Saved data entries

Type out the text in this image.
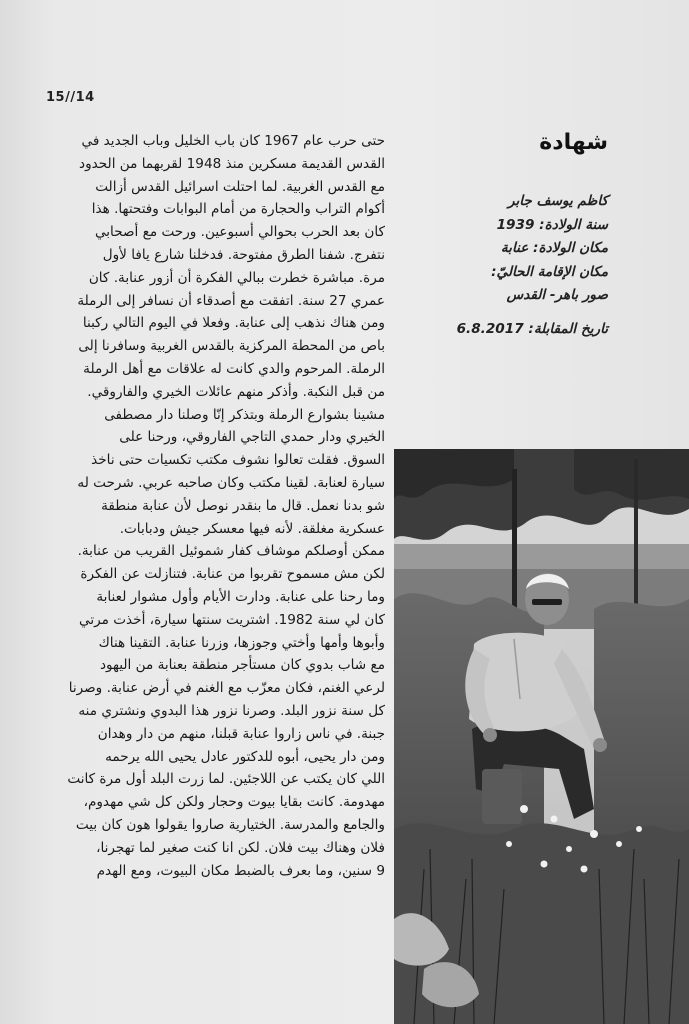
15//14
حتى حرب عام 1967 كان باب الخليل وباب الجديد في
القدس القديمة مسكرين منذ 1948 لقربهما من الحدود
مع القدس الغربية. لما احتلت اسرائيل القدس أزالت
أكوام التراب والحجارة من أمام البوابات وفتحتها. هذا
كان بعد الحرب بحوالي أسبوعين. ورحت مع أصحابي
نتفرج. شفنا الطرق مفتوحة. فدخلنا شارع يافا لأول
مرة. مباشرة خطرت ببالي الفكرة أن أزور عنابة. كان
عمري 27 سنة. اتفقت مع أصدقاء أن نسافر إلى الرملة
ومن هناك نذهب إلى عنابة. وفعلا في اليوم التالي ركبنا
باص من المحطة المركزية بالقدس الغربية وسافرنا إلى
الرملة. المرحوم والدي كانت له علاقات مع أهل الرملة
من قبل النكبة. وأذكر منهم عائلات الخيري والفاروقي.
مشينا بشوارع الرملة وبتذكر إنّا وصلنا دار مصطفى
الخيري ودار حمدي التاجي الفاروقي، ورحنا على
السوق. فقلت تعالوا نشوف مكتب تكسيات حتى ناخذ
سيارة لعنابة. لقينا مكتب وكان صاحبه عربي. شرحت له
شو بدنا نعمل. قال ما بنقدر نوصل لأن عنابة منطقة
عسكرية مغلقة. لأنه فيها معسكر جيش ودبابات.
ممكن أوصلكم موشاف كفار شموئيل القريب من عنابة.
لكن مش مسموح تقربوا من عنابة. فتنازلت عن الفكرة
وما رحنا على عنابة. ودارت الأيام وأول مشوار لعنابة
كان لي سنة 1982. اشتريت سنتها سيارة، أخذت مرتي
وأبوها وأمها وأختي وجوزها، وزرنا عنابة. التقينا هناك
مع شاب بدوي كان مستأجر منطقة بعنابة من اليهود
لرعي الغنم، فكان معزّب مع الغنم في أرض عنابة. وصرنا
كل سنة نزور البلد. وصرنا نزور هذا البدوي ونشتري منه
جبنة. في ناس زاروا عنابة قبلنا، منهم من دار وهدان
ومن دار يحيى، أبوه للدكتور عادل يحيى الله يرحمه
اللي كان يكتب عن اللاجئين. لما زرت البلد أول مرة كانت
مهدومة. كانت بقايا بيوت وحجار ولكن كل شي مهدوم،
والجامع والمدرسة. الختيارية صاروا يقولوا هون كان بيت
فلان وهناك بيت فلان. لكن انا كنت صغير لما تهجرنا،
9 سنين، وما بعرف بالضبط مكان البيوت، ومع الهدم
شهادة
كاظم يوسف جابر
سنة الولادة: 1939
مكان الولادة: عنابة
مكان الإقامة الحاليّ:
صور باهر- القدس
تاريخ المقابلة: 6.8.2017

Task objective: Reproduce the records, all of them, word for word; omit the pictures.

Completed exercise:
Type out the text in this image.
15//14
حتى حرب عام 1967 كان باب الخليل وباب الجديد في
القدس القديمة مسكرين منذ 1948 لقربهما من الحدود
مع القدس الغربية. لما احتلت اسرائيل القدس أزالت
أكوام التراب والحجارة من أمام البوابات وفتحتها. هذا
كان بعد الحرب بحوالي أسبوعين. ورحت مع أصحابي
نتفرج. شفنا الطرق مفتوحة. فدخلنا شارع يافا لأول
مرة. مباشرة خطرت ببالي الفكرة أن أزور عنابة. كان
عمري 27 سنة. اتفقت مع أصدقاء أن نسافر إلى الرملة
ومن هناك نذهب إلى عنابة. وفعلا في اليوم التالي ركبنا
باص من المحطة المركزية بالقدس الغربية وسافرنا إلى
الرملة. المرحوم والدي كانت له علاقات مع أهل الرملة
من قبل النكبة. وأذكر منهم عائلات الخيري والفاروقي.
مشينا بشوارع الرملة وبتذكر إنّا وصلنا دار مصطفى
الخيري ودار حمدي التاجي الفاروقي، ورحنا على
السوق. فقلت تعالوا نشوف مكتب تكسيات حتى ناخذ
سيارة لعنابة. لقينا مكتب وكان صاحبه عربي. شرحت له
شو بدنا نعمل. قال ما بنقدر نوصل لأن عنابة منطقة
عسكرية مغلقة. لأنه فيها معسكر جيش ودبابات.
ممكن أوصلكم موشاف كفار شموئيل القريب من عنابة.
لكن مش مسموح تقربوا من عنابة. فتنازلت عن الفكرة
وما رحنا على عنابة. ودارت الأيام وأول مشوار لعنابة
كان لي سنة 1982. اشتريت سنتها سيارة، أخذت مرتي
وأبوها وأمها وأختي وجوزها، وزرنا عنابة. التقينا هناك
مع شاب بدوي كان مستأجر منطقة بعنابة من اليهود
لرعي الغنم، فكان معزّب مع الغنم في أرض عنابة. وصرنا
كل سنة نزور البلد. وصرنا نزور هذا البدوي ونشتري منه
جبنة. في ناس زاروا عنابة قبلنا، منهم من دار وهدان
ومن دار يحيى، أبوه للدكتور عادل يحيى الله يرحمه
اللي كان يكتب عن اللاجئين. لما زرت البلد أول مرة كانت
مهدومة. كانت بقايا بيوت وحجار ولكن كل شي مهدوم،
والجامع والمدرسة. الختيارية صاروا يقولوا هون كان بيت
فلان وهناك بيت فلان. لكن انا كنت صغير لما تهجرنا،
9 سنين، وما بعرف بالضبط مكان البيوت، ومع الهدم
شهادة
كاظم يوسف جابر
سنة الولادة: 1939
مكان الولادة: عنابة
مكان الإقامة الحاليّ:
صور باهر- القدس
تاريخ المقابلة: 6.8.2017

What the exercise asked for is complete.